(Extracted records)
* * * *

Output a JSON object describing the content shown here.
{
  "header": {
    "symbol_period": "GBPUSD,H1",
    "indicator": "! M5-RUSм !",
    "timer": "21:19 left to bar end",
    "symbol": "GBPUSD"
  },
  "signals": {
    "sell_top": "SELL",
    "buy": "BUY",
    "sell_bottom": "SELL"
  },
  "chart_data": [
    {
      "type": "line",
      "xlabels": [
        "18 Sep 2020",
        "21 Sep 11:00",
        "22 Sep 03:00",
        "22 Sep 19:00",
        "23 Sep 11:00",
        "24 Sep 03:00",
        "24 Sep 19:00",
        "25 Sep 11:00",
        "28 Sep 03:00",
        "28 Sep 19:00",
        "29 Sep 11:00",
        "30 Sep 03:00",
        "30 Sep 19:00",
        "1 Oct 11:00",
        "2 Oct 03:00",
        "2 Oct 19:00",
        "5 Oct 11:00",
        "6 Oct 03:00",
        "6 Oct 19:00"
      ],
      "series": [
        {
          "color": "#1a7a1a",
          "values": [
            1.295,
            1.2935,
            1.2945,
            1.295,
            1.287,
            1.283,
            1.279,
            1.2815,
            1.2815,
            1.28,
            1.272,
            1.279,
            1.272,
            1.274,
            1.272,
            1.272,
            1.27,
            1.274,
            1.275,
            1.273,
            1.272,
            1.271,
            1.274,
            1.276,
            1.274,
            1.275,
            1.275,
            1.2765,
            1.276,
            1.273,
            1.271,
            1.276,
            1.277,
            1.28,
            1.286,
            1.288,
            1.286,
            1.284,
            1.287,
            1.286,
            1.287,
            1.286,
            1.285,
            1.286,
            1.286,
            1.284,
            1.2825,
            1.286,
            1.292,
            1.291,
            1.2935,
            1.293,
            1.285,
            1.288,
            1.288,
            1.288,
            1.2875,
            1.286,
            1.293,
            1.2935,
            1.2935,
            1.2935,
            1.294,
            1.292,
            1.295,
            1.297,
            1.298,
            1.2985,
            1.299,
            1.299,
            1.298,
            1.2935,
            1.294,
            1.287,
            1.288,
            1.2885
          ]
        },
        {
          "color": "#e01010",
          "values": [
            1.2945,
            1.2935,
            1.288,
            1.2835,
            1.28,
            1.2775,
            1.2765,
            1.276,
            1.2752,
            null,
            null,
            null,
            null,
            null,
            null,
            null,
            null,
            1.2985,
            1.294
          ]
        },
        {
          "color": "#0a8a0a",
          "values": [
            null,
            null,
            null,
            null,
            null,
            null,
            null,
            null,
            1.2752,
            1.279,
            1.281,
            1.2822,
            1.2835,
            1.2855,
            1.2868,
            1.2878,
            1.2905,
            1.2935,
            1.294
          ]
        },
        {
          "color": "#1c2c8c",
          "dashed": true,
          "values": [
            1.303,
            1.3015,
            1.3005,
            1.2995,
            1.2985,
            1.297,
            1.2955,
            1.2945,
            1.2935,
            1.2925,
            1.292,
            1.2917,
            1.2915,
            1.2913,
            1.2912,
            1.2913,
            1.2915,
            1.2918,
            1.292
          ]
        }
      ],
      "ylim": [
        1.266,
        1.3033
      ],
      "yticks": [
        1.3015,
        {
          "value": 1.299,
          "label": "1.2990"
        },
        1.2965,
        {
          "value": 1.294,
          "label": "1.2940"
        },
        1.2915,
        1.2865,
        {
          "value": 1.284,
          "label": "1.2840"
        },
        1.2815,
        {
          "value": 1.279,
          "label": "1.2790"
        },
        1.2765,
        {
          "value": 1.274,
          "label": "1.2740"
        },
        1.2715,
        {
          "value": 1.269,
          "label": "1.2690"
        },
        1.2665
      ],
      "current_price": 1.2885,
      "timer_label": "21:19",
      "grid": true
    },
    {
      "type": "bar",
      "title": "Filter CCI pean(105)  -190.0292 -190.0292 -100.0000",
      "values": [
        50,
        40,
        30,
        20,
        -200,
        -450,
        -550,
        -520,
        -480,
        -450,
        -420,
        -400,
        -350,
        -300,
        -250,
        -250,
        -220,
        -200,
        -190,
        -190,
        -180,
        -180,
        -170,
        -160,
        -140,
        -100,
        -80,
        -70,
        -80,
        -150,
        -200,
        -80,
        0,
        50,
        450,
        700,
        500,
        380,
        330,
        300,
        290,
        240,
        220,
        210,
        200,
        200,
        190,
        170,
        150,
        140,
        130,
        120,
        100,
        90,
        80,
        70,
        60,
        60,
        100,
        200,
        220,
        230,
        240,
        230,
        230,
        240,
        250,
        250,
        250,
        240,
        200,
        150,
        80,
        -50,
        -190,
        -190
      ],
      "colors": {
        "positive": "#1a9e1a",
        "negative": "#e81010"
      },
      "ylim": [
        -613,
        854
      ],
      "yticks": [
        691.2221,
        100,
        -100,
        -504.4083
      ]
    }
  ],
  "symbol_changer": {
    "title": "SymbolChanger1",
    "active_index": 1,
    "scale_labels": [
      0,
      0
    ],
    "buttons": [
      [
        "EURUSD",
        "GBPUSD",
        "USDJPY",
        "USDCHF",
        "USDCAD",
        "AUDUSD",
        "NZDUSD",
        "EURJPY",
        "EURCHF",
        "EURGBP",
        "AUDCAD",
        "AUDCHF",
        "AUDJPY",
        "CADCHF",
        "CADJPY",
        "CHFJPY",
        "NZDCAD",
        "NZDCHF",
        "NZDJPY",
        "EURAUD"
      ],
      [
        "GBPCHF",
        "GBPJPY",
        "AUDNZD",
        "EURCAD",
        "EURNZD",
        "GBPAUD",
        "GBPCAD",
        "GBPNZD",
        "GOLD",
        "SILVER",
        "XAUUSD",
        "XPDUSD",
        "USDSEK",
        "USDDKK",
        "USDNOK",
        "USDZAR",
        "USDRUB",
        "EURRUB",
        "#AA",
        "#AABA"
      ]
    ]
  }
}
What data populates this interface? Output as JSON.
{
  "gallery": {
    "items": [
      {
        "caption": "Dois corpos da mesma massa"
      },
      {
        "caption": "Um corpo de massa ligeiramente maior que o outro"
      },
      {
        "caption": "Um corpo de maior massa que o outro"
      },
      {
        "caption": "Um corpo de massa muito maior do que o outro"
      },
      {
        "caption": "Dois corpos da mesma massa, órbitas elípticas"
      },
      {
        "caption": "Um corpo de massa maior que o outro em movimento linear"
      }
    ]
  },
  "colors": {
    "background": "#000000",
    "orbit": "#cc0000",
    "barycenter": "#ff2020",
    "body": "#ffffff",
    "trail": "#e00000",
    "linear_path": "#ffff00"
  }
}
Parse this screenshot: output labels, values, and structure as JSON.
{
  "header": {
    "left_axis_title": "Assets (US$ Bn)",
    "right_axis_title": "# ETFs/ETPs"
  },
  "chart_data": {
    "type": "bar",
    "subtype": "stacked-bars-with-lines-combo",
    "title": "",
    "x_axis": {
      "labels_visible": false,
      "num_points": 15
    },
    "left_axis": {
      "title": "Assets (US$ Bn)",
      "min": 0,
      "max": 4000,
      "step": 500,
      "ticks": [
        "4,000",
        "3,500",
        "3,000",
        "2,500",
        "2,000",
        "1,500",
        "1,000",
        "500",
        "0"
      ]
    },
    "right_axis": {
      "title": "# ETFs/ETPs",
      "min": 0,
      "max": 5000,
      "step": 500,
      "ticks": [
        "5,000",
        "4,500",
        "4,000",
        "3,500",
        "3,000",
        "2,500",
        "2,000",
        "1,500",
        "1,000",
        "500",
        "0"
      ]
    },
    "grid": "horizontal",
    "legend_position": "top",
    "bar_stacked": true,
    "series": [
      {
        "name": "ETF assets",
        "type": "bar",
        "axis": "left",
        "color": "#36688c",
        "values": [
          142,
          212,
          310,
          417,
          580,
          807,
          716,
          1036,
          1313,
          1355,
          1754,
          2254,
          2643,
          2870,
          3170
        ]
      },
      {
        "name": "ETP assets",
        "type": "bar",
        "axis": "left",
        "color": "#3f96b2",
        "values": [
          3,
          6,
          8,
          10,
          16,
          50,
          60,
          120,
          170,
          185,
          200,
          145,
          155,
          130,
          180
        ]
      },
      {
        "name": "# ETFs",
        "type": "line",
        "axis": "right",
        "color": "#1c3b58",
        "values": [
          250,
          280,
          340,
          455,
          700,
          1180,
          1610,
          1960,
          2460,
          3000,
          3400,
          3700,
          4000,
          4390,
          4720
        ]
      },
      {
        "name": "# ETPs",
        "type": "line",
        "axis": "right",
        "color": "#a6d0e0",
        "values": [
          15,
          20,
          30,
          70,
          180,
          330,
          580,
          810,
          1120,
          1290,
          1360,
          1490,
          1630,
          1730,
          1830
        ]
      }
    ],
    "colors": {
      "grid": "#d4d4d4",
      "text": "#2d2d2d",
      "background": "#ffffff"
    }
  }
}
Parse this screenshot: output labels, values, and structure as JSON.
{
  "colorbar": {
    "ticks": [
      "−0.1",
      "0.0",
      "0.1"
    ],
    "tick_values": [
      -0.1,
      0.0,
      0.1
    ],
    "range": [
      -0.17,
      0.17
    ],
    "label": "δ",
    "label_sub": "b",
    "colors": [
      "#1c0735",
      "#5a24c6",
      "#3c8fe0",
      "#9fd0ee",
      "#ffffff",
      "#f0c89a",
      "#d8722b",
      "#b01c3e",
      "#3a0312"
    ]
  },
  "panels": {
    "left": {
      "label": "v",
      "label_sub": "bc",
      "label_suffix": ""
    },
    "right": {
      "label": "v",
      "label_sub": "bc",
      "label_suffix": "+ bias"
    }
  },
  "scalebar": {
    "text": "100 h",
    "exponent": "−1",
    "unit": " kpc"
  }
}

* * * *

- _Given instruction_:
Pick out each line that holds the string "GBPUSD".

- _Answer in full_:
    "symbol_period": "GBPUSD,H1",
    "symbol": "GBPUSD"
        "GBPUSD",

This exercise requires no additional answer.